» Instructions to follow
In the data below, find each line containing the string "نفرات" and return it.
Start of Data supplied
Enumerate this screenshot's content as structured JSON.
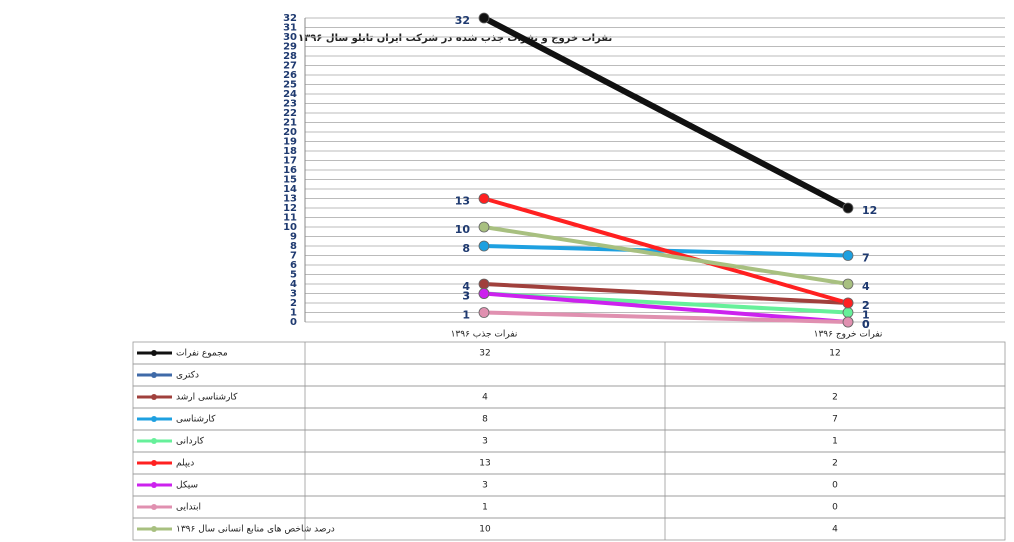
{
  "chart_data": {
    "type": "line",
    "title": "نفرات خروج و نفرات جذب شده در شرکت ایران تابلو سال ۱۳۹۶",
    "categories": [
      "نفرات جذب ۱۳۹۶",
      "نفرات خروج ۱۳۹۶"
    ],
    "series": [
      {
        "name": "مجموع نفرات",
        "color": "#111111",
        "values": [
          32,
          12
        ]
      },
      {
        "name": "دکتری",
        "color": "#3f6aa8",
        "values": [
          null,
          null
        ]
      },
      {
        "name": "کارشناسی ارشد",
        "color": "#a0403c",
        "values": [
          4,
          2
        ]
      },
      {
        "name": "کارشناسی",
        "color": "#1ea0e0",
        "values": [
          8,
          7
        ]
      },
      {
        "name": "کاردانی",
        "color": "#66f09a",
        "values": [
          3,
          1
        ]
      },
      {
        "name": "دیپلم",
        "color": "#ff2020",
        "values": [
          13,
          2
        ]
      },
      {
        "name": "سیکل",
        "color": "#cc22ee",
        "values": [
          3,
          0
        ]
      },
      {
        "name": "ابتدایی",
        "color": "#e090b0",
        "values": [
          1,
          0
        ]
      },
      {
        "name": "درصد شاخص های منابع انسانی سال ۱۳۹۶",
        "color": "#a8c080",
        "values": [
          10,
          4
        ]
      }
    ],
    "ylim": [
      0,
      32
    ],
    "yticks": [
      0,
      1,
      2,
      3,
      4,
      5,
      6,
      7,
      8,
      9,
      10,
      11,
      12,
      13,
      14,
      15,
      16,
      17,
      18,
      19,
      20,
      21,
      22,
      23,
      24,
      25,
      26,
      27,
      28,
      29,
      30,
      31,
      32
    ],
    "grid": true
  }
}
End of Data supplied
» Response to this exercise
    "title": "نفرات خروج و نفرات جذب شده در شرکت ایران تابلو سال ۱۳۹۶",
      "نفرات جذب ۱۳۹۶",
      "نفرات خروج ۱۳۹۶"
        "name": "مجموع نفرات",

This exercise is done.